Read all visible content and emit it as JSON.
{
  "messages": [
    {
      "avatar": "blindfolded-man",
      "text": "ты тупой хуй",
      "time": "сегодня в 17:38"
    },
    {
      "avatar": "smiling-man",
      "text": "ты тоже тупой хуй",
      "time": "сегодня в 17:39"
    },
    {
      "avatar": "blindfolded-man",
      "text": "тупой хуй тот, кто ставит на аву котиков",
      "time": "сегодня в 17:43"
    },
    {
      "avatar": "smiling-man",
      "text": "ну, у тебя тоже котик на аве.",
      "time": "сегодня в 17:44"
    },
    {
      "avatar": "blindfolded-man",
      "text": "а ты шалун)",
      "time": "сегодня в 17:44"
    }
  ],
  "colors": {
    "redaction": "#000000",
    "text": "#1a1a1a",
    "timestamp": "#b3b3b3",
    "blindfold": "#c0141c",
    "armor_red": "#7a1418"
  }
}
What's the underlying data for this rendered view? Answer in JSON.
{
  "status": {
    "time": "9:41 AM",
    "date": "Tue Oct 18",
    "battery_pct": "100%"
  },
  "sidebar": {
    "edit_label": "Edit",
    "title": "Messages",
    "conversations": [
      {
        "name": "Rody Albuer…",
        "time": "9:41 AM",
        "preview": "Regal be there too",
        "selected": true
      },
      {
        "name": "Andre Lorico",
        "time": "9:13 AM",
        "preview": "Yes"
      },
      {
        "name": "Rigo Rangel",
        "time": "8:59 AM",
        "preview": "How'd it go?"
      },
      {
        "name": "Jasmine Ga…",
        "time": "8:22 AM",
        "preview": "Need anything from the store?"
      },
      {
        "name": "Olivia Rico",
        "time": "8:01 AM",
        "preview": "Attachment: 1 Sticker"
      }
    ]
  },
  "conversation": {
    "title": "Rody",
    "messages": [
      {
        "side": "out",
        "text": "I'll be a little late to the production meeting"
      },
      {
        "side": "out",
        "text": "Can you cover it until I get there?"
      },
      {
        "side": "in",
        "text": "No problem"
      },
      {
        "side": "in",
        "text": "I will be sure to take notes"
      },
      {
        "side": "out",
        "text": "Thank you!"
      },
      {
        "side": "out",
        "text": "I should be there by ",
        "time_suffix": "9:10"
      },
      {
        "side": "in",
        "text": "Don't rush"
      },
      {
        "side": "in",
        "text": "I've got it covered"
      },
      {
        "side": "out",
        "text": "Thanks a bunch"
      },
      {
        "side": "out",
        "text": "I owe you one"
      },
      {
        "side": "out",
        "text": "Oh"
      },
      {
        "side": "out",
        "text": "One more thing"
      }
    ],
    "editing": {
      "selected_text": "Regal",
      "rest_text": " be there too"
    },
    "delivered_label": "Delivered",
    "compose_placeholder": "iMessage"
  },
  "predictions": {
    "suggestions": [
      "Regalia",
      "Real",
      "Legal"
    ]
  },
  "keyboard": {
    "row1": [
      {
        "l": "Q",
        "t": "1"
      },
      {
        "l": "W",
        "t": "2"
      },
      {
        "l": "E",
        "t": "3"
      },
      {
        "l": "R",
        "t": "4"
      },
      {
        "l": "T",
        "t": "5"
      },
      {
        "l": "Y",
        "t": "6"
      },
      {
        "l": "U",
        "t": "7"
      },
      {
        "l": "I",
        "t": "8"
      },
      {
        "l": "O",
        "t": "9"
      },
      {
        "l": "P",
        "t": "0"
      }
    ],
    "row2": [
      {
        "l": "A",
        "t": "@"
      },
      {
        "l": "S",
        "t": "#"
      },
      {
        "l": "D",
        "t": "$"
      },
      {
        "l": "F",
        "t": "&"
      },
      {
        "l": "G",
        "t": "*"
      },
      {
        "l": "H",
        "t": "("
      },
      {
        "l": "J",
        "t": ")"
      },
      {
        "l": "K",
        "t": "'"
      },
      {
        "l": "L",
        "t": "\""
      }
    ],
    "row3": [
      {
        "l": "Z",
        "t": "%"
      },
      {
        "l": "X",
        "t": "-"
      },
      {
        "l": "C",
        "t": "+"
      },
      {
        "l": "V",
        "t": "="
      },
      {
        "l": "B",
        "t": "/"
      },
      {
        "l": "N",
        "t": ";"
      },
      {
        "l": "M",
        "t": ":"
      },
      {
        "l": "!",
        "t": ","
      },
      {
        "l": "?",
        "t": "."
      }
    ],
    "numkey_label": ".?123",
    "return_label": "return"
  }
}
════════════════
What you are asked to do — Restate the listing in full, word for word.

Written response —
Read all visible content and emit it as JSON.
{
  "messages": [
    {
      "avatar": "blindfolded-man",
      "text": "ты тупой хуй",
      "time": "сегодня в 17:38"
    },
    {
      "avatar": "smiling-man",
      "text": "ты тоже тупой хуй",
      "time": "сегодня в 17:39"
    },
    {
      "avatar": "blindfolded-man",
      "text": "тупой хуй тот, кто ставит на аву котиков",
      "time": "сегодня в 17:43"
    },
    {
      "avatar": "smiling-man",
      "text": "ну, у тебя тоже котик на аве.",
      "time": "сегодня в 17:44"
    },
    {
      "avatar": "blindfolded-man",
      "text": "а ты шалун)",
      "time": "сегодня в 17:44"
    }
  ],
  "colors": {
    "redaction": "#000000",
    "text": "#1a1a1a",
    "timestamp": "#b3b3b3",
    "blindfold": "#c0141c",
    "armor_red": "#7a1418"
  }
}
What's the underlying data for this rendered view? Answer in JSON.
{
  "status": {
    "time": "9:41 AM",
    "date": "Tue Oct 18",
    "battery_pct": "100%"
  },
  "sidebar": {
    "edit_label": "Edit",
    "title": "Messages",
    "conversations": [
      {
        "name": "Rody Albuer…",
        "time": "9:41 AM",
        "preview": "Regal be there too",
        "selected": true
      },
      {
        "name": "Andre Lorico",
        "time": "9:13 AM",
        "preview": "Yes"
      },
      {
        "name": "Rigo Rangel",
        "time": "8:59 AM",
        "preview": "How'd it go?"
      },
      {
        "name": "Jasmine Ga…",
        "time": "8:22 AM",
        "preview": "Need anything from the store?"
      },
      {
        "name": "Olivia Rico",
        "time": "8:01 AM",
        "preview": "Attachment: 1 Sticker"
      }
    ]
  },
  "conversation": {
    "title": "Rody",
    "messages": [
      {
        "side": "out",
        "text": "I'll be a little late to the production meeting"
      },
      {
        "side": "out",
        "text": "Can you cover it until I get there?"
      },
      {
        "side": "in",
        "text": "No problem"
      },
      {
        "side": "in",
        "text": "I will be sure to take notes"
      },
      {
        "side": "out",
        "text": "Thank you!"
      },
      {
        "side": "out",
        "text": "I should be there by ",
        "time_suffix": "9:10"
      },
      {
        "side": "in",
        "text": "Don't rush"
      },
      {
        "side": "in",
        "text": "I've got it covered"
      },
      {
        "side": "out",
        "text": "Thanks a bunch"
      },
      {
        "side": "out",
        "text": "I owe you one"
      },
      {
        "side": "out",
        "text": "Oh"
      },
      {
        "side": "out",
        "text": "One more thing"
      }
    ],
    "editing": {
      "selected_text": "Regal",
      "rest_text": " be there too"
    },
    "delivered_label": "Delivered",
    "compose_placeholder": "iMessage"
  },
  "predictions": {
    "suggestions": [
      "Regalia",
      "Real",
      "Legal"
    ]
  },
  "keyboard": {
    "row1": [
      {
        "l": "Q",
        "t": "1"
      },
      {
        "l": "W",
        "t": "2"
      },
      {
        "l": "E",
        "t": "3"
      },
      {
        "l": "R",
        "t": "4"
      },
      {
        "l": "T",
        "t": "5"
      },
      {
        "l": "Y",
        "t": "6"
      },
      {
        "l": "U",
        "t": "7"
      },
      {
        "l": "I",
        "t": "8"
      },
      {
        "l": "O",
        "t": "9"
      },
      {
        "l": "P",
        "t": "0"
      }
    ],
    "row2": [
      {
        "l": "A",
        "t": "@"
      },
      {
        "l": "S",
        "t": "#"
      },
      {
        "l": "D",
        "t": "$"
      },
      {
        "l": "F",
        "t": "&"
      },
      {
        "l": "G",
        "t": "*"
      },
      {
        "l": "H",
        "t": "("
      },
      {
        "l": "J",
        "t": ")"
      },
      {
        "l": "K",
        "t": "'"
      },
      {
        "l": "L",
        "t": "\""
      }
    ],
    "row3": [
      {
        "l": "Z",
        "t": "%"
      },
      {
        "l": "X",
        "t": "-"
      },
      {
        "l": "C",
        "t": "+"
      },
      {
        "l": "V",
        "t": "="
      },
      {
        "l": "B",
        "t": "/"
      },
      {
        "l": "N",
        "t": ";"
      },
      {
        "l": "M",
        "t": ":"
      },
      {
        "l": "!",
        "t": ","
      },
      {
        "l": "?",
        "t": "."
      }
    ],
    "numkey_label": ".?123",
    "return_label": "return"
  }
}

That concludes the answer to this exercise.